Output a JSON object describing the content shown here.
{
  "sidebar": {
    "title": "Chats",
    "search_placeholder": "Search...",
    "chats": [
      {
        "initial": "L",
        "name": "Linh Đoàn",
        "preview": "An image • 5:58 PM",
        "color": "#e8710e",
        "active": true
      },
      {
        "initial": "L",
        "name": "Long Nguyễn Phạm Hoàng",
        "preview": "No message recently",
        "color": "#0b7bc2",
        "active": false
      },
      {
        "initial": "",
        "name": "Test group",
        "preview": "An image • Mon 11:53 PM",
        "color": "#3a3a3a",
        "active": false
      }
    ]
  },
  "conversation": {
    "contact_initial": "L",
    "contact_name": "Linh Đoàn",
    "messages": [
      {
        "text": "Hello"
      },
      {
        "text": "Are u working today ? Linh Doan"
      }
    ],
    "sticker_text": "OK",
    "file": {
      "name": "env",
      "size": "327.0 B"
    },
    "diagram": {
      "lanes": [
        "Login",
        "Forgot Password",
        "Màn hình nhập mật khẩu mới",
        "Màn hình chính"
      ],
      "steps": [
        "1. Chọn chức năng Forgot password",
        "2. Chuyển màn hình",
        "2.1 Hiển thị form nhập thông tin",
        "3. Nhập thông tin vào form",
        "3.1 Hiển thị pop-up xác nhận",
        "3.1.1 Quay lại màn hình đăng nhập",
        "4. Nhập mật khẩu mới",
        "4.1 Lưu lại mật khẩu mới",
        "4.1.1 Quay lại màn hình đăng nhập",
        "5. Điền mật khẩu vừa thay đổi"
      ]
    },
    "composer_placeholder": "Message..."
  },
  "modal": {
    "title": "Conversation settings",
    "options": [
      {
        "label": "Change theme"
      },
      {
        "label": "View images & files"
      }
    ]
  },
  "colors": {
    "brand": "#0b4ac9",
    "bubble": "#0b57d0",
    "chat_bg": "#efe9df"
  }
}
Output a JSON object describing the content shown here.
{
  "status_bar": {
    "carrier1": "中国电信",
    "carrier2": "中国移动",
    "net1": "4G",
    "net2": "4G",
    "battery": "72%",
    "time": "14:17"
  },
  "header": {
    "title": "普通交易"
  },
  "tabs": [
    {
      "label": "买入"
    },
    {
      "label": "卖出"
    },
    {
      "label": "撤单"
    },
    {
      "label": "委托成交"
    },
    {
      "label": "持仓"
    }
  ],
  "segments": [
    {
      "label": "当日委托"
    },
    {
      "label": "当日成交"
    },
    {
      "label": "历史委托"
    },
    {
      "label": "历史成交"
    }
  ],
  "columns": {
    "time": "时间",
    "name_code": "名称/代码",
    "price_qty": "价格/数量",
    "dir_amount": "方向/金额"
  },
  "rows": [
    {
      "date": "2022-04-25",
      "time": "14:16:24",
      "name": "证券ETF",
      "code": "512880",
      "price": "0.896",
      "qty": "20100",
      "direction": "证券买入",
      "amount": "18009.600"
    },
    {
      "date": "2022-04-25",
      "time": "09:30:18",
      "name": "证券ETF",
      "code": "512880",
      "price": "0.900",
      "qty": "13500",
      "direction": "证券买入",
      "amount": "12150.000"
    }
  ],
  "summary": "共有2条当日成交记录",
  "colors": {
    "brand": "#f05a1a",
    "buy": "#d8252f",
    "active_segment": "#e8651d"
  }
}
§
→ Set exercise: Your task is to transcribe the listing above in full, exactly as given.

→ Result below:
Output a JSON object describing the content shown here.
{
  "sidebar": {
    "title": "Chats",
    "search_placeholder": "Search...",
    "chats": [
      {
        "initial": "L",
        "name": "Linh Đoàn",
        "preview": "An image • 5:58 PM",
        "color": "#e8710e",
        "active": true
      },
      {
        "initial": "L",
        "name": "Long Nguyễn Phạm Hoàng",
        "preview": "No message recently",
        "color": "#0b7bc2",
        "active": false
      },
      {
        "initial": "",
        "name": "Test group",
        "preview": "An image • Mon 11:53 PM",
        "color": "#3a3a3a",
        "active": false
      }
    ]
  },
  "conversation": {
    "contact_initial": "L",
    "contact_name": "Linh Đoàn",
    "messages": [
      {
        "text": "Hello"
      },
      {
        "text": "Are u working today ? Linh Doan"
      }
    ],
    "sticker_text": "OK",
    "file": {
      "name": "env",
      "size": "327.0 B"
    },
    "diagram": {
      "lanes": [
        "Login",
        "Forgot Password",
        "Màn hình nhập mật khẩu mới",
        "Màn hình chính"
      ],
      "steps": [
        "1. Chọn chức năng Forgot password",
        "2. Chuyển màn hình",
        "2.1 Hiển thị form nhập thông tin",
        "3. Nhập thông tin vào form",
        "3.1 Hiển thị pop-up xác nhận",
        "3.1.1 Quay lại màn hình đăng nhập",
        "4. Nhập mật khẩu mới",
        "4.1 Lưu lại mật khẩu mới",
        "4.1.1 Quay lại màn hình đăng nhập",
        "5. Điền mật khẩu vừa thay đổi"
      ]
    },
    "composer_placeholder": "Message..."
  },
  "modal": {
    "title": "Conversation settings",
    "options": [
      {
        "label": "Change theme"
      },
      {
        "label": "View images & files"
      }
    ]
  },
  "colors": {
    "brand": "#0b4ac9",
    "bubble": "#0b57d0",
    "chat_bg": "#efe9df"
  }
}
Output a JSON object describing the content shown here.
{
  "status_bar": {
    "carrier1": "中国电信",
    "carrier2": "中国移动",
    "net1": "4G",
    "net2": "4G",
    "battery": "72%",
    "time": "14:17"
  },
  "header": {
    "title": "普通交易"
  },
  "tabs": [
    {
      "label": "买入"
    },
    {
      "label": "卖出"
    },
    {
      "label": "撤单"
    },
    {
      "label": "委托成交"
    },
    {
      "label": "持仓"
    }
  ],
  "segments": [
    {
      "label": "当日委托"
    },
    {
      "label": "当日成交"
    },
    {
      "label": "历史委托"
    },
    {
      "label": "历史成交"
    }
  ],
  "columns": {
    "time": "时间",
    "name_code": "名称/代码",
    "price_qty": "价格/数量",
    "dir_amount": "方向/金额"
  },
  "rows": [
    {
      "date": "2022-04-25",
      "time": "14:16:24",
      "name": "证券ETF",
      "code": "512880",
      "price": "0.896",
      "qty": "20100",
      "direction": "证券买入",
      "amount": "18009.600"
    },
    {
      "date": "2022-04-25",
      "time": "09:30:18",
      "name": "证券ETF",
      "code": "512880",
      "price": "0.900",
      "qty": "13500",
      "direction": "证券买入",
      "amount": "12150.000"
    }
  ],
  "summary": "共有2条当日成交记录",
  "colors": {
    "brand": "#f05a1a",
    "buy": "#d8252f",
    "active_segment": "#e8651d"
  }
}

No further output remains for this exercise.